_TEXT EXTRACT_
==*==

Powers v. Town of Hampton

125 N.H. 273 | N.H. | 1984

Brock, J.

The plaintiffs, John B. and Georgia Powers, appeal from a decree of the Superior Court {Nadeau, J.) approving a Master’s {R. Peter Shapiro, Esq.) recommendation that the plaintiffs be denied injunctive relief against the town and that a town ordinance designating the entire width of Keefe Avenue in Hampton as a fire lane be ruled valid.

On appeal, the plaintiffs argue (1) that the ordinance is void because it was not enacted in compliance with the proper procedural requirements; (2) that the ordinance is unreasonable; and (3) that because the fire lane as enacted infringes upon property over which the plaintiffs allege they have acquired a prescriptive right, they are entitled to compensation. We hold that the ordinance is void because, as enacted, it unduly restricts the plaintiffs’ fundamental private property rights. We therefore reverse.

Since November 1962, the plaintiffs have owned the building located at 6 Keefe Avenue. Keefe Avenue is a private way, although the town does plow the street and provide rubbish collection. The avenue is twenty-four feet wide and approximately one hundred yards long. The first seventy yards of the roadway are paved, while the remaining thirty yards are a gravel-based dirt road, terminating at a large open gravel area utilized for parking approximately eighty-five vehicles.

The plaintiffs’ property is located on the north side of Keefe Avenue. Their deed grants them a fee interest to the center line of Keefe Avenue (12 feet), subject to the right of other abutters to pass and repass over the roadway for purposes of ingress and egress. The *275deeds of all owners of property located on the northerly and southerly sides of Keefe Avenue contain similar provisions.

The plaintiffs’ building consists of five guest units which they rent. Occupants of the guest units utilize six angle-in parking spaces located in front of the building. The plaintiffs concede that full-sized cars, when parked in these spaces, extend a few feet into the right-of-way of Keefe Avenue.

On July 12, 1982, a petition, signed by several residents and/or owners of property on Keefe Avenue, was filed with the Hampton Board of Selectmen. The plaintiffs did not sign this petition and testified that they were not aware of its existence until after it had been discussed at the selectmen’s meeting on July 19,1982. The petition expressed concern about allegedly haphazard parking on Keefe Avenue which results in partial blocking of the avenue “most of the time during the Tourist Season” and making it difficult, if not impossible, for emergency vehicles to enter and exit the avenue quickly and safely. The petition requested that Keefe Avenue, or at least part of it, be designated a fire lane.

This petition was first officially considered at a regularly scheduled meeting of the town’s board of selectmen on July 19, 1982. At that time, the Hampton Fire Chief testified that a fifteen-foot-wide fire lane down the middle of the avenue would be required to give fire trucks and firemen sufficient working space, whereupon the selectmen voted to put in a fifteen-foot-wide fire lane.

On August 16,1982, a public hearing, with respect to “changing the ordinance on Keefe Avenue,” was held at another regularly scheduled meeting of the board. At that meeting, the board voted to amend chapter 3, article 11 of the Hampton Town Ordinances, entitled “Fire Lanes,” to read “Keefe Avenue — total width of right-of-way.” Thus, the entire twenty-four-foot width was designated as a fire lane, which had the effect of prohibiting all parking on Keefe Avenue, including parking in the “angle-in” spaces in front of 6 Keefe Avenue.

==*==

Element and region listings
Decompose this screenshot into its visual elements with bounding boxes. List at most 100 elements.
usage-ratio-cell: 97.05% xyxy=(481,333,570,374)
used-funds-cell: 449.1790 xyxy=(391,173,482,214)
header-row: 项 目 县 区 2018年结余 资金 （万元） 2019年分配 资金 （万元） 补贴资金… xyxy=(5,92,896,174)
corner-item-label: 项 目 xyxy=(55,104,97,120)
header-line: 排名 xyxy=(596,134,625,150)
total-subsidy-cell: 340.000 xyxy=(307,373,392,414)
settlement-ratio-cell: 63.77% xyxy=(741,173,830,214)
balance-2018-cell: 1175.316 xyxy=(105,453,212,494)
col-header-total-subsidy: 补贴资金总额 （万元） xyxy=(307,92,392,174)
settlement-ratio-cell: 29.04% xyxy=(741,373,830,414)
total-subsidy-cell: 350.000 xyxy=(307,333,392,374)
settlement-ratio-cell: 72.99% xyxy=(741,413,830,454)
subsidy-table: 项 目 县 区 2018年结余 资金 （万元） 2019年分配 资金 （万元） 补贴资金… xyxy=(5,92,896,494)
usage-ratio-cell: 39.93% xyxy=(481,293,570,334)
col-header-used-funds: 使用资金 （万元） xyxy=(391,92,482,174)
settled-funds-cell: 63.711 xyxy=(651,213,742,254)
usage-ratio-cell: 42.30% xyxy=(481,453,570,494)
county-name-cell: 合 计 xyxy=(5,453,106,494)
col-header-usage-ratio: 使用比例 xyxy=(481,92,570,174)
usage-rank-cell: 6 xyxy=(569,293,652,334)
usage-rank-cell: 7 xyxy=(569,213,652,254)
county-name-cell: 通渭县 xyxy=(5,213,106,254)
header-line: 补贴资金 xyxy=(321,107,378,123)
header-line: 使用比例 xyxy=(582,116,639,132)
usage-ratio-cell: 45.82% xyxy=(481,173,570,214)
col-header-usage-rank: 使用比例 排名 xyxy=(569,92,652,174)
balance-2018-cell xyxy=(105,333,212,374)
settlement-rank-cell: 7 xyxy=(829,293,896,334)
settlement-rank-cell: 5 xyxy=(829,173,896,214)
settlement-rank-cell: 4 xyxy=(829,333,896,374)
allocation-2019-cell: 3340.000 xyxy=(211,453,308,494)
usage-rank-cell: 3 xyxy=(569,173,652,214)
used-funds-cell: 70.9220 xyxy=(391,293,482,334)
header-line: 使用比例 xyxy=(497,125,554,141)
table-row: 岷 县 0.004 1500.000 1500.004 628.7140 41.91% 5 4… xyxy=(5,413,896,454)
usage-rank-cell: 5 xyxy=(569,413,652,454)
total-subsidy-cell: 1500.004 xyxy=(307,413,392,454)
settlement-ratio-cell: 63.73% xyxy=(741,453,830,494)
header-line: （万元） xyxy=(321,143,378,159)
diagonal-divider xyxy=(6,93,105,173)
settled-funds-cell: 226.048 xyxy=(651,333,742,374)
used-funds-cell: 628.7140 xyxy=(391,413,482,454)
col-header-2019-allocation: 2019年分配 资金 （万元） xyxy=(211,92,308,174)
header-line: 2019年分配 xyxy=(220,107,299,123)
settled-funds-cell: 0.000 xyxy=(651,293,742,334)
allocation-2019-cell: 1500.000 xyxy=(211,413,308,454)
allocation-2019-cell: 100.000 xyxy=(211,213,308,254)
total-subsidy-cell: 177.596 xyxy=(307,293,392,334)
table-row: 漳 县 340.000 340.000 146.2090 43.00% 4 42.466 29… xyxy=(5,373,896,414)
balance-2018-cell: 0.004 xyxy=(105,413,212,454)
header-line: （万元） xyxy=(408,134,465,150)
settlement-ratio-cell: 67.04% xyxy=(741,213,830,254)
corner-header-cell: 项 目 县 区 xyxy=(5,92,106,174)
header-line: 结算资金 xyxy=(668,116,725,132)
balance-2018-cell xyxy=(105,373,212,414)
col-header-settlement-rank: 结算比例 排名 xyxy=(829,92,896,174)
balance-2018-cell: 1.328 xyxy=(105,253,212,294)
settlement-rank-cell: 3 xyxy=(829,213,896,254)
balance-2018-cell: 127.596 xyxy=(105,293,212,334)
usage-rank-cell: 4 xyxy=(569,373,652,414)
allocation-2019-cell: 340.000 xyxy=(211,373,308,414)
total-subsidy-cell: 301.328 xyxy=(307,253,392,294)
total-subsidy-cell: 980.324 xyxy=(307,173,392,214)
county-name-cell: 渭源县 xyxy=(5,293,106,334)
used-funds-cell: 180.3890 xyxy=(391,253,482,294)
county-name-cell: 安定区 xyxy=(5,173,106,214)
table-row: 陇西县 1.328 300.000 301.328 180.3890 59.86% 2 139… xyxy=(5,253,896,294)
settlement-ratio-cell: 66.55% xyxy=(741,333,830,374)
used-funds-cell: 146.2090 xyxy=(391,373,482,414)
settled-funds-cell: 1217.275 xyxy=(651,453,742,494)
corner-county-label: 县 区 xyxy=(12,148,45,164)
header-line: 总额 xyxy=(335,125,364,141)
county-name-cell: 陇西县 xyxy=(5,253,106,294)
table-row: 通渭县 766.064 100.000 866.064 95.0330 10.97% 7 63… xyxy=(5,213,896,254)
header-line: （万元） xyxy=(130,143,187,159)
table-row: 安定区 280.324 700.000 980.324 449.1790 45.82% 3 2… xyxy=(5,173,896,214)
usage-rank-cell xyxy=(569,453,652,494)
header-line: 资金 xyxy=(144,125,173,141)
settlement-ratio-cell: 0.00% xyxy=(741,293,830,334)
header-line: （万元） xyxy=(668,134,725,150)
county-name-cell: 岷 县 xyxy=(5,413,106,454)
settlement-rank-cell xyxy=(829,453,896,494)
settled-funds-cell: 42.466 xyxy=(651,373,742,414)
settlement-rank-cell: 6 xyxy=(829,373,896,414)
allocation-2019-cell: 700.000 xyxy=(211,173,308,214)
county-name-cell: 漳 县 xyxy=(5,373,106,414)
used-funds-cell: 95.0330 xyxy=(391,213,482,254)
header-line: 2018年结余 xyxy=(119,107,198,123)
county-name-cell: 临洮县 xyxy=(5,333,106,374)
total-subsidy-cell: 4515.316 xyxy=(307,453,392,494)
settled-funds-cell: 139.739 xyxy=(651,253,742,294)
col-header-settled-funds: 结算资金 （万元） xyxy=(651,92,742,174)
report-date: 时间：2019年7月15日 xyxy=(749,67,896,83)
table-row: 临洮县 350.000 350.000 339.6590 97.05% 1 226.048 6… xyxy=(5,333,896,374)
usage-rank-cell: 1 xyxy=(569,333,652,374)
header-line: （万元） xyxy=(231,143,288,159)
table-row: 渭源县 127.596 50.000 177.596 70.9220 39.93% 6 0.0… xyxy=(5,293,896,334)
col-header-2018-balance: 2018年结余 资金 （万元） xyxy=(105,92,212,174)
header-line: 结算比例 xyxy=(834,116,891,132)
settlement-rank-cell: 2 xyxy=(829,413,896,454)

==*==

_PROBLEMS_
1. According to the court opinion, how wide is Keefe Avenue?
2. Return every line of the listing that contains the string "allocation", matching case exactly.

_SOLVED TASKS_
1. Twenty-four feet wide.

2.
allocation-2019-cell: 3340.000 xyxy=(211,453,308,494)
col-header-2019-allocation: 2019年分配 资金 （万元） xyxy=(211,92,308,174)
allocation-2019-cell: 1500.000 xyxy=(211,413,308,454)
allocation-2019-cell: 100.000 xyxy=(211,213,308,254)
allocation-2019-cell: 340.000 xyxy=(211,373,308,414)
allocation-2019-cell: 700.000 xyxy=(211,173,308,214)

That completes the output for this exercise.